● **EXERCISE GOAL**
Go through the entries below and retype them exactly, omitting each picture.

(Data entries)
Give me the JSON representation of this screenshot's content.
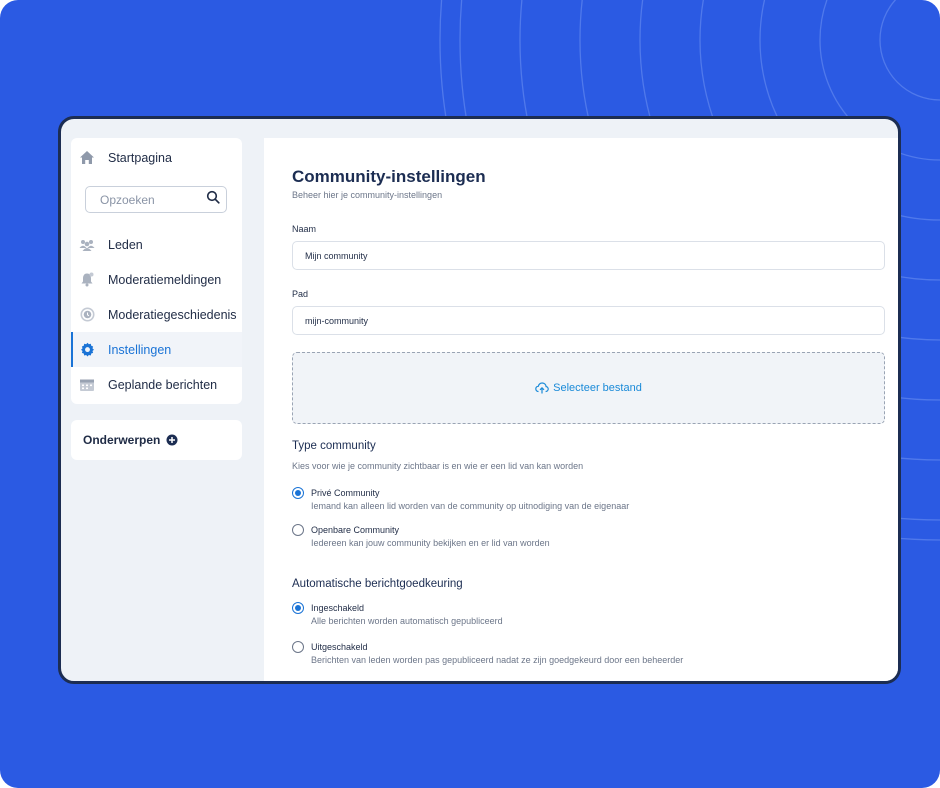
{
  "sidebar": {
    "home": {
      "label": "Startpagina",
      "icon": "home-icon"
    },
    "search": {
      "placeholder": "Opzoeken",
      "icon": "search-icon"
    },
    "items": [
      {
        "label": "Leden",
        "icon": "members-icon",
        "active": false
      },
      {
        "label": "Moderatiemeldingen",
        "icon": "bell-icon",
        "active": false
      },
      {
        "label": "Moderatiegeschiedenis",
        "icon": "history-icon",
        "active": false
      },
      {
        "label": "Instellingen",
        "icon": "gear-icon",
        "active": true
      },
      {
        "label": "Geplande berichten",
        "icon": "calendar-icon",
        "active": false
      }
    ],
    "topics": {
      "label": "Onderwerpen",
      "icon": "plus-circle-icon"
    }
  },
  "main": {
    "title": "Community-instellingen",
    "subtitle": "Beheer hier je community-instellingen",
    "name_label": "Naam",
    "name_value": "Mijn community",
    "path_label": "Pad",
    "path_value": "mijn-community",
    "upload_label": "Selecteer bestand",
    "type": {
      "title": "Type community",
      "description": "Kies voor wie je community zichtbaar is en wie er een lid van kan worden",
      "options": [
        {
          "label": "Privé Community",
          "description": "Iemand kan alleen lid worden van de community op uitnodiging van de eigenaar",
          "checked": true
        },
        {
          "label": "Openbare Community",
          "description": "Iedereen kan jouw community bekijken en er lid van worden",
          "checked": false
        }
      ]
    },
    "approval": {
      "title": "Automatische berichtgoedkeuring",
      "options": [
        {
          "label": "Ingeschakeld",
          "description": "Alle berichten worden automatisch gepubliceerd",
          "checked": true
        },
        {
          "label": "Uitgeschakeld",
          "description": "Berichten van leden worden pas gepubliceerd nadat ze zijn goedgekeurd door een beheerder",
          "checked": false
        }
      ]
    }
  },
  "colors": {
    "background": "#2b5ae3",
    "accent": "#1a73d6",
    "upload_text": "#1a8ad8",
    "heading": "#1c2d52"
  }
}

● **WRITTEN RESPONSE**
Give me the JSON representation of this screenshot's content.
{
  "sidebar": {
    "home": {
      "label": "Startpagina",
      "icon": "home-icon"
    },
    "search": {
      "placeholder": "Opzoeken",
      "icon": "search-icon"
    },
    "items": [
      {
        "label": "Leden",
        "icon": "members-icon",
        "active": false
      },
      {
        "label": "Moderatiemeldingen",
        "icon": "bell-icon",
        "active": false
      },
      {
        "label": "Moderatiegeschiedenis",
        "icon": "history-icon",
        "active": false
      },
      {
        "label": "Instellingen",
        "icon": "gear-icon",
        "active": true
      },
      {
        "label": "Geplande berichten",
        "icon": "calendar-icon",
        "active": false
      }
    ],
    "topics": {
      "label": "Onderwerpen",
      "icon": "plus-circle-icon"
    }
  },
  "main": {
    "title": "Community-instellingen",
    "subtitle": "Beheer hier je community-instellingen",
    "name_label": "Naam",
    "name_value": "Mijn community",
    "path_label": "Pad",
    "path_value": "mijn-community",
    "upload_label": "Selecteer bestand",
    "type": {
      "title": "Type community",
      "description": "Kies voor wie je community zichtbaar is en wie er een lid van kan worden",
      "options": [
        {
          "label": "Privé Community",
          "description": "Iemand kan alleen lid worden van de community op uitnodiging van de eigenaar",
          "checked": true
        },
        {
          "label": "Openbare Community",
          "description": "Iedereen kan jouw community bekijken en er lid van worden",
          "checked": false
        }
      ]
    },
    "approval": {
      "title": "Automatische berichtgoedkeuring",
      "options": [
        {
          "label": "Ingeschakeld",
          "description": "Alle berichten worden automatisch gepubliceerd",
          "checked": true
        },
        {
          "label": "Uitgeschakeld",
          "description": "Berichten van leden worden pas gepubliceerd nadat ze zijn goedgekeurd door een beheerder",
          "checked": false
        }
      ]
    }
  },
  "colors": {
    "background": "#2b5ae3",
    "accent": "#1a73d6",
    "upload_text": "#1a8ad8",
    "heading": "#1c2d52"
  }
}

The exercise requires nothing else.